SHORT EXERCISE. Find how many lines of the listing below include the word "this", then report the number by itself.

** Start of SOURCE DATA **

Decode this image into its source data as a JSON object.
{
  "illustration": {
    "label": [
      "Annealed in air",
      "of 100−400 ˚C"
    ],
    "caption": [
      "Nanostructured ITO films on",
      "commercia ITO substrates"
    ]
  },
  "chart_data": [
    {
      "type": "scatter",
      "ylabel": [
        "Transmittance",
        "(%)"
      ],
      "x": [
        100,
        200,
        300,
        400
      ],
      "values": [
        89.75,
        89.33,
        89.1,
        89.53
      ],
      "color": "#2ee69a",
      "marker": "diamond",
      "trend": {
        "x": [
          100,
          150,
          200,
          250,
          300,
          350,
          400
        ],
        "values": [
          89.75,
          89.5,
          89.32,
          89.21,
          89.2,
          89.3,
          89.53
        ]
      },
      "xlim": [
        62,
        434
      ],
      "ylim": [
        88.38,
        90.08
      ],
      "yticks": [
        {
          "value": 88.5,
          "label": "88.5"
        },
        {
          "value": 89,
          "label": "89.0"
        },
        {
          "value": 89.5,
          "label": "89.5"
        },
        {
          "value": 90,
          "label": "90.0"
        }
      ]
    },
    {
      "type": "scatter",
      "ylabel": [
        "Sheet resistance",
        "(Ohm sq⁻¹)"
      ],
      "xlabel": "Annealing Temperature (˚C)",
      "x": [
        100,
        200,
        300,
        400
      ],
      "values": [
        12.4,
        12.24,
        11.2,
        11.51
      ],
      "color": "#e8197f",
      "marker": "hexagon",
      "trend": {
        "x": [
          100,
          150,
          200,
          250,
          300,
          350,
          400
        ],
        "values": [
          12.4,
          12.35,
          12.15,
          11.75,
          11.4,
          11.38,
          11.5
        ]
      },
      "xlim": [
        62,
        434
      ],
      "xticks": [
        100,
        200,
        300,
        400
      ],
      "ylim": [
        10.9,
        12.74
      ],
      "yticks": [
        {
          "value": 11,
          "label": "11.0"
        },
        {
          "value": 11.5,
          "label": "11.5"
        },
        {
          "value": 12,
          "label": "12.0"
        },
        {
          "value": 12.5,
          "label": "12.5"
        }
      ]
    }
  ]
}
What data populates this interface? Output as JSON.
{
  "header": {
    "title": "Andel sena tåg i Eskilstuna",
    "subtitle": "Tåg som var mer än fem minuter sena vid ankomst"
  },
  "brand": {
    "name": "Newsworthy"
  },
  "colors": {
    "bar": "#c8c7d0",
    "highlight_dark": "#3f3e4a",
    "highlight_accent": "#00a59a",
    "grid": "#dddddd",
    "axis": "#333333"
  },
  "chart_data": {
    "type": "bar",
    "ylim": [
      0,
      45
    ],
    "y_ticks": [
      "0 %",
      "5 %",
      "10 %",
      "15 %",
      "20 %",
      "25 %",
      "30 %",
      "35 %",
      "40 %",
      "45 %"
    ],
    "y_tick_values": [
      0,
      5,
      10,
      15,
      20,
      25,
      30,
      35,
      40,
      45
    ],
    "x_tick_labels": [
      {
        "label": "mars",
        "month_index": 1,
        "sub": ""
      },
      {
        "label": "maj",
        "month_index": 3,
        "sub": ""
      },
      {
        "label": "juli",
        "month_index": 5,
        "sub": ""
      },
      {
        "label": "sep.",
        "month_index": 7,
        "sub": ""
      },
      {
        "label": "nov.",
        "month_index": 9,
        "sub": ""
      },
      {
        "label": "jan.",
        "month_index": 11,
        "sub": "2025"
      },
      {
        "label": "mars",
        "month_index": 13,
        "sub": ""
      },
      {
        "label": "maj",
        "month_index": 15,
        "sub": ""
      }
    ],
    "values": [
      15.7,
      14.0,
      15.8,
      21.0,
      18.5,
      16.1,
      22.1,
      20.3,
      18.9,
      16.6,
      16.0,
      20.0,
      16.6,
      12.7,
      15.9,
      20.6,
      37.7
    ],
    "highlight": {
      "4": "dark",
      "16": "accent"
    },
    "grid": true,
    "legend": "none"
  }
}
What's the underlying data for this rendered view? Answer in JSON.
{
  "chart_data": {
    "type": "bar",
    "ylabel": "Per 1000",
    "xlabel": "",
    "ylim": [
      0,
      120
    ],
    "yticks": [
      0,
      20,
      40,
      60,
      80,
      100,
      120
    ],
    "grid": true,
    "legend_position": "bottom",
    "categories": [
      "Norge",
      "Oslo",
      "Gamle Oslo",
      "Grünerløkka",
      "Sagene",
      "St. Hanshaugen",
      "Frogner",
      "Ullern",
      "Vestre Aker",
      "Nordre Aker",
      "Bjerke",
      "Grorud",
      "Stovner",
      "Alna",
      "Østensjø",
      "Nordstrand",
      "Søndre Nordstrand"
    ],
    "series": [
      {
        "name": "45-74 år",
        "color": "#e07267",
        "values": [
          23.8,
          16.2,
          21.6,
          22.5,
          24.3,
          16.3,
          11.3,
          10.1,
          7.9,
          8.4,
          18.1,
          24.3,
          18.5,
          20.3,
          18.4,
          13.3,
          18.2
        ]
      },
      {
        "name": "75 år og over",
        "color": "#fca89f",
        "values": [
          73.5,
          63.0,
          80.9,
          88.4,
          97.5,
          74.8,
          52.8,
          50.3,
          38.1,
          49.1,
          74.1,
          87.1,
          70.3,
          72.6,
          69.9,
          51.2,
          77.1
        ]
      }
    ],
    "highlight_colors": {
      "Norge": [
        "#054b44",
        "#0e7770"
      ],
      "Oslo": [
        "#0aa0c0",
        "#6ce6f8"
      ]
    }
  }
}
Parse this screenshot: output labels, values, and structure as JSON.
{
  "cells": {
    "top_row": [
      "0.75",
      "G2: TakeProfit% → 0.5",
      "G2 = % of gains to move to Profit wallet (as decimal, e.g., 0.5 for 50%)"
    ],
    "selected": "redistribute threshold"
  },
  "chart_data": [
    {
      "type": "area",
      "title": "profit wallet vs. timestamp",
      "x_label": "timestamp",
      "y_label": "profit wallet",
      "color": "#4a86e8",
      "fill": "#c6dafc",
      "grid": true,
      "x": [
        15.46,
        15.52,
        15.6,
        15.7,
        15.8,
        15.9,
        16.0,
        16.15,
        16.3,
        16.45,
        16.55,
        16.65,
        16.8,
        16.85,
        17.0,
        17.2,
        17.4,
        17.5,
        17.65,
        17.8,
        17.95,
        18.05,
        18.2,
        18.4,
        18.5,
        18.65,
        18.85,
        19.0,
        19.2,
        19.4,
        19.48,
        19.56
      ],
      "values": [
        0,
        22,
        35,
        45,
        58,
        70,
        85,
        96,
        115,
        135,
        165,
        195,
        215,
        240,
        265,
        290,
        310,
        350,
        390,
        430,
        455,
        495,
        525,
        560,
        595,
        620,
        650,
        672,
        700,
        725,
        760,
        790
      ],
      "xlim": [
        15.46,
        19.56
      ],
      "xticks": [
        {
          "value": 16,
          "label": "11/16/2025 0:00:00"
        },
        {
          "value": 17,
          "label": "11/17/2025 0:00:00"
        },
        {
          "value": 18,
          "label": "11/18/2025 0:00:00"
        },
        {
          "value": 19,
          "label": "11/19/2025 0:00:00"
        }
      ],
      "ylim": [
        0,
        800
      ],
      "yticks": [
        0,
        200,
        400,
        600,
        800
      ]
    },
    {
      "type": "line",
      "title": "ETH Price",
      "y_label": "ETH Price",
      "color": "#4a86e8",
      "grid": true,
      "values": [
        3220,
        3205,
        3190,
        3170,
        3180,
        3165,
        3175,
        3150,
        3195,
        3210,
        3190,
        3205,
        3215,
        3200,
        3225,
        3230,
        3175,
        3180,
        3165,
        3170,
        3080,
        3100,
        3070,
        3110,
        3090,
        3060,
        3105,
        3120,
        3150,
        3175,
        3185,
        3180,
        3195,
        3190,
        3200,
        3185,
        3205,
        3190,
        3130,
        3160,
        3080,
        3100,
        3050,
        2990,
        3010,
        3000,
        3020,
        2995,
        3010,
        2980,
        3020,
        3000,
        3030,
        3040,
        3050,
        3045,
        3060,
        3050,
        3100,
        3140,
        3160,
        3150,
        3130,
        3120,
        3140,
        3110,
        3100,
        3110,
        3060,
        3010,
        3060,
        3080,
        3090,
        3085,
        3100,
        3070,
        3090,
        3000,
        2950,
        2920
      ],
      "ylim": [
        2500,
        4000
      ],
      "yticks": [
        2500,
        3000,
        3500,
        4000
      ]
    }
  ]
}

** End of SOURCE DATA **

RIGHT ANSWER. 4